[Data entries]

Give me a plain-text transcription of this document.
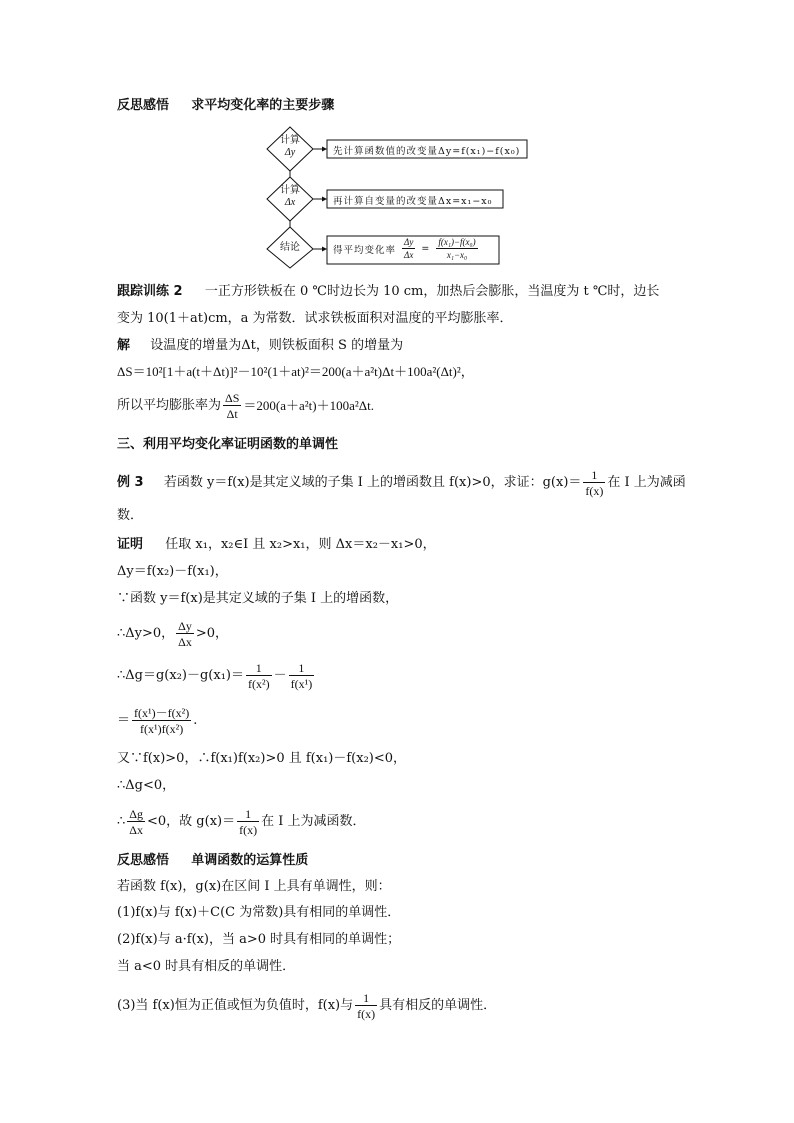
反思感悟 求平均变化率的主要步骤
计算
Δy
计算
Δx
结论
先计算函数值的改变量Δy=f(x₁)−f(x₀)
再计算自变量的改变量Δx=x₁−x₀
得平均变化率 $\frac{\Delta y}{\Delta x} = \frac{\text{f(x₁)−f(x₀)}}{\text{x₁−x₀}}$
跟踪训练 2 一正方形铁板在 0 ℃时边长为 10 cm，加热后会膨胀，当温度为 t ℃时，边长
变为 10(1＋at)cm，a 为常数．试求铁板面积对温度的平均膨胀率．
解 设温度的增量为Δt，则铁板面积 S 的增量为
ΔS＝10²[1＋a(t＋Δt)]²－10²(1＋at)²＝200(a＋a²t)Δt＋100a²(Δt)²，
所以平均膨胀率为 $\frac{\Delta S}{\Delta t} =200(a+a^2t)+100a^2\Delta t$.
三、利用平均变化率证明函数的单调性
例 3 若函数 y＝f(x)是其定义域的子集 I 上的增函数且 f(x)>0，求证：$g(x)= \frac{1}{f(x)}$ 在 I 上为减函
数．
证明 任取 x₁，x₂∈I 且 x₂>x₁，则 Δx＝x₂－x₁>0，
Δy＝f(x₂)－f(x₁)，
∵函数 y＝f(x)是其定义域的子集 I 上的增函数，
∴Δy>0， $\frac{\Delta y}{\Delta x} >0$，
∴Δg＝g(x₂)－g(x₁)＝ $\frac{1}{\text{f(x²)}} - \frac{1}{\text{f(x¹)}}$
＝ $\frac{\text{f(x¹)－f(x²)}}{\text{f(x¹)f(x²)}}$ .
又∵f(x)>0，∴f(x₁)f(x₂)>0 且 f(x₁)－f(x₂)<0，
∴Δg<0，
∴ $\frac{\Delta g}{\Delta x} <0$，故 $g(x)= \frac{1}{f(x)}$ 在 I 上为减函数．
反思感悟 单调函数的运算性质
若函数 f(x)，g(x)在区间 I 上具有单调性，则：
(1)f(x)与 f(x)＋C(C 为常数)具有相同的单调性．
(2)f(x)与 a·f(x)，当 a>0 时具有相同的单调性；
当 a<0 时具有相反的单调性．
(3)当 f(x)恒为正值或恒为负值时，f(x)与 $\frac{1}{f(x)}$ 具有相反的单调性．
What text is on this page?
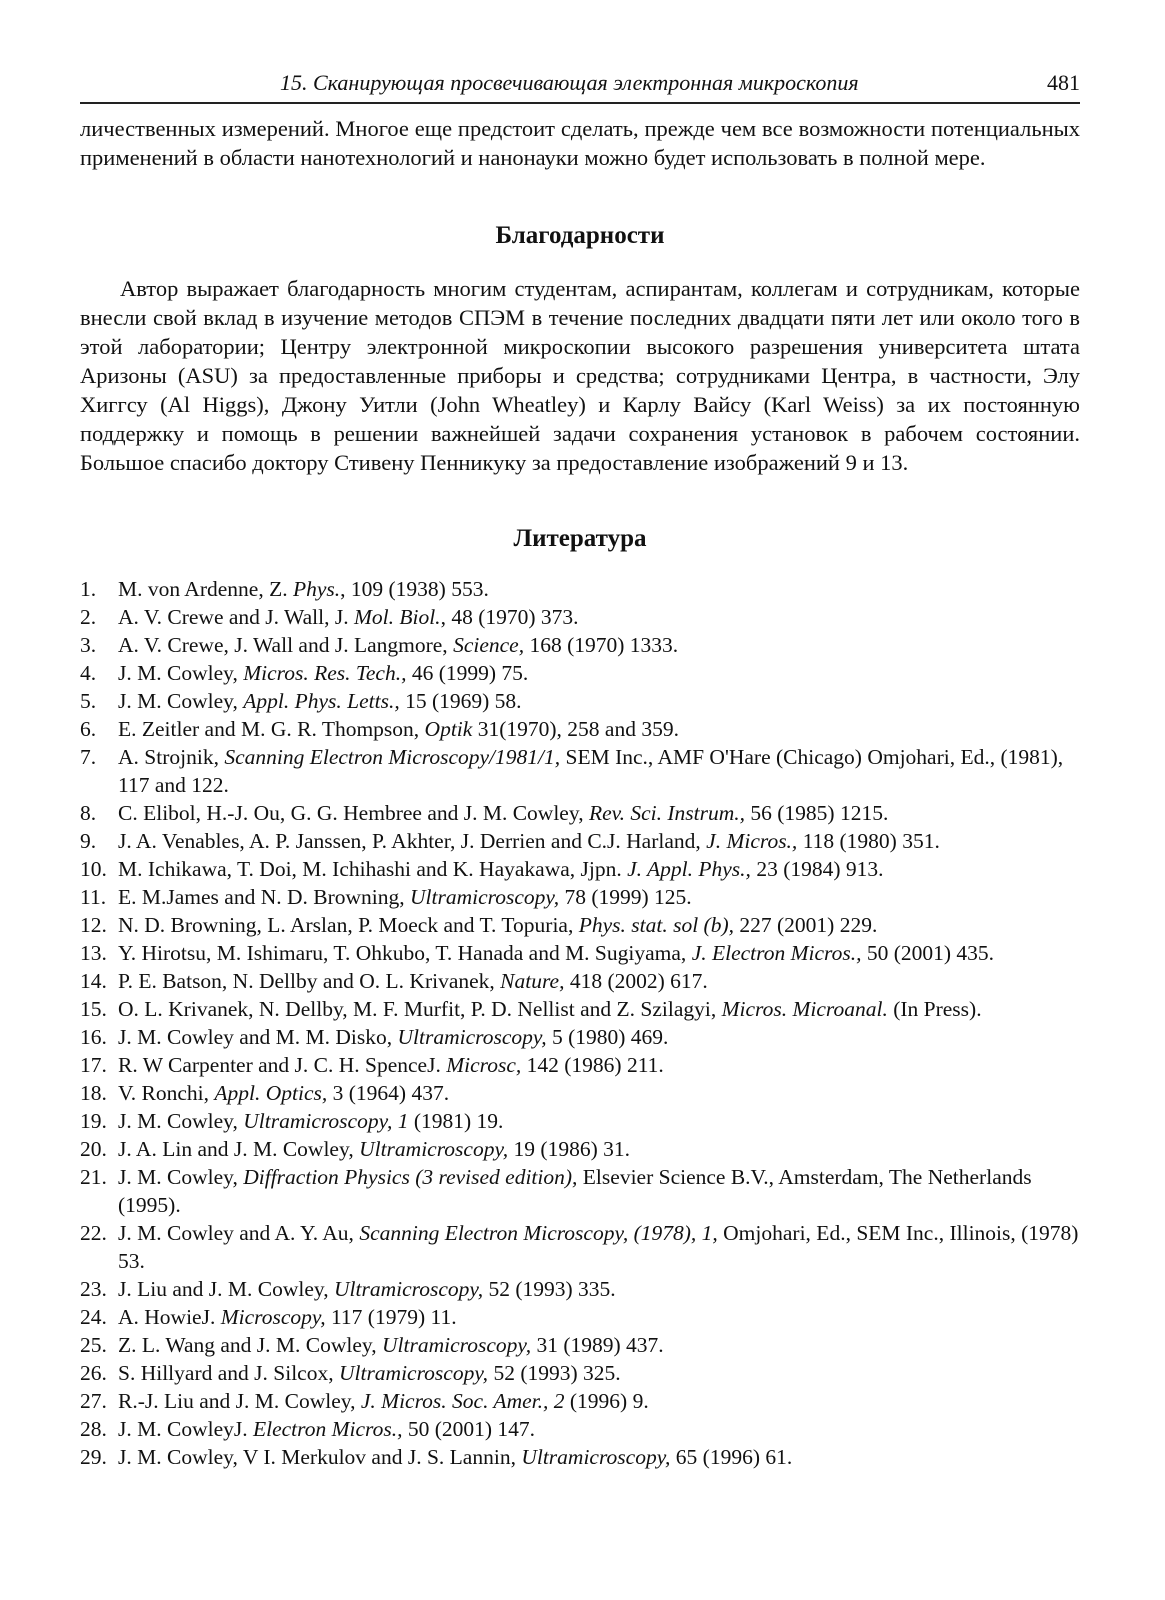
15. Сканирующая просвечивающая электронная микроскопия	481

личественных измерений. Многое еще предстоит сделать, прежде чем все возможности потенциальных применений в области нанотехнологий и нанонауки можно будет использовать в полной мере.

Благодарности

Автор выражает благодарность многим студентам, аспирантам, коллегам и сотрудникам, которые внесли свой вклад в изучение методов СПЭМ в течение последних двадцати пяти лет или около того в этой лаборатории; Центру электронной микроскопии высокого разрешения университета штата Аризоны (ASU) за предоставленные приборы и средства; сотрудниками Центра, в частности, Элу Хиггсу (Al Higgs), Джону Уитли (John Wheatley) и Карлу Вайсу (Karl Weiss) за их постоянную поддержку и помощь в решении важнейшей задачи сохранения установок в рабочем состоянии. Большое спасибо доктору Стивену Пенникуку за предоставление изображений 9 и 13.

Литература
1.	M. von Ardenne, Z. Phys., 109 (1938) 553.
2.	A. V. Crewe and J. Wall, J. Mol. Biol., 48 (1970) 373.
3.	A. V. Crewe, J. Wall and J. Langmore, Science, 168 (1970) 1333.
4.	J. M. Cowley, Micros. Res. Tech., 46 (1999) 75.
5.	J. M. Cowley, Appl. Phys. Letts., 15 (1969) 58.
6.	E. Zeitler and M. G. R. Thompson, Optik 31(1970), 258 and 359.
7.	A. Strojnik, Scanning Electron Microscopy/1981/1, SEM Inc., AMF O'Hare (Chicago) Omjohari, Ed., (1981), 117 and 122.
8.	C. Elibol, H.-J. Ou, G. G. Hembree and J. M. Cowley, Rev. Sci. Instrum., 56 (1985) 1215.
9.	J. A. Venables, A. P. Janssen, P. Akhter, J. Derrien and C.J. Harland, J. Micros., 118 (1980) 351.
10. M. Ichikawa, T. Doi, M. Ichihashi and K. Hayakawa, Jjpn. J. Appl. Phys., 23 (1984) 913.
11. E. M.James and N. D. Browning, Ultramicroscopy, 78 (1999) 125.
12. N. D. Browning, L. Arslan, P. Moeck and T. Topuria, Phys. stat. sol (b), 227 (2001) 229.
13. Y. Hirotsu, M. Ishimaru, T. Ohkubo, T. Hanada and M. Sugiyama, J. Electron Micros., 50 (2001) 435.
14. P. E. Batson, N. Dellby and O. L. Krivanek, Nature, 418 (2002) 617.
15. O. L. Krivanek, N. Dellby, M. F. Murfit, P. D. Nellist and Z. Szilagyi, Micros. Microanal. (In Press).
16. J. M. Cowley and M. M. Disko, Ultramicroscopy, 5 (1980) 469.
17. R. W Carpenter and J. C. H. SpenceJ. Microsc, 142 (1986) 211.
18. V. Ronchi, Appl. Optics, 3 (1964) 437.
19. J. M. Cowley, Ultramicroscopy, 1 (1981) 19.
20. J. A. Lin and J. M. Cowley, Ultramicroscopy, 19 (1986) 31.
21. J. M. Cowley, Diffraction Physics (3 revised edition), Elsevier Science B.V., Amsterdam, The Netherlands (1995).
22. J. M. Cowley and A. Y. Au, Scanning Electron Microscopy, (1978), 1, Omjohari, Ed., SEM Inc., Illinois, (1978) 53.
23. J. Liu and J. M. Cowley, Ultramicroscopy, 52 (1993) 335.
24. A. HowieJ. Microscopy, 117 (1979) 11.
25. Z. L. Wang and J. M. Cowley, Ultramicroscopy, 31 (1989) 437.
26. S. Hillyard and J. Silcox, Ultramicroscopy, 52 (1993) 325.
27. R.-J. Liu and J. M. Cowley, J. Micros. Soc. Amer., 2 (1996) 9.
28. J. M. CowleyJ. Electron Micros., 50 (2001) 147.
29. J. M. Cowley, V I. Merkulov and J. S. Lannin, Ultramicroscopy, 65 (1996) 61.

[Problem details]: Each line holding "Scanning" must be found and copied.

[Solution for this exercise]:
7.	A. Strojnik, Scanning Electron Microscopy/1981/1, SEM Inc., AMF O'Hare (Chicago) Omjohari, Ed., (1981), 117 and 122.
22. J. M. Cowley and A. Y. Au, Scanning Electron Microscopy, (1978), 1, Omjohari, Ed., SEM Inc., Illinois, (1978) 53.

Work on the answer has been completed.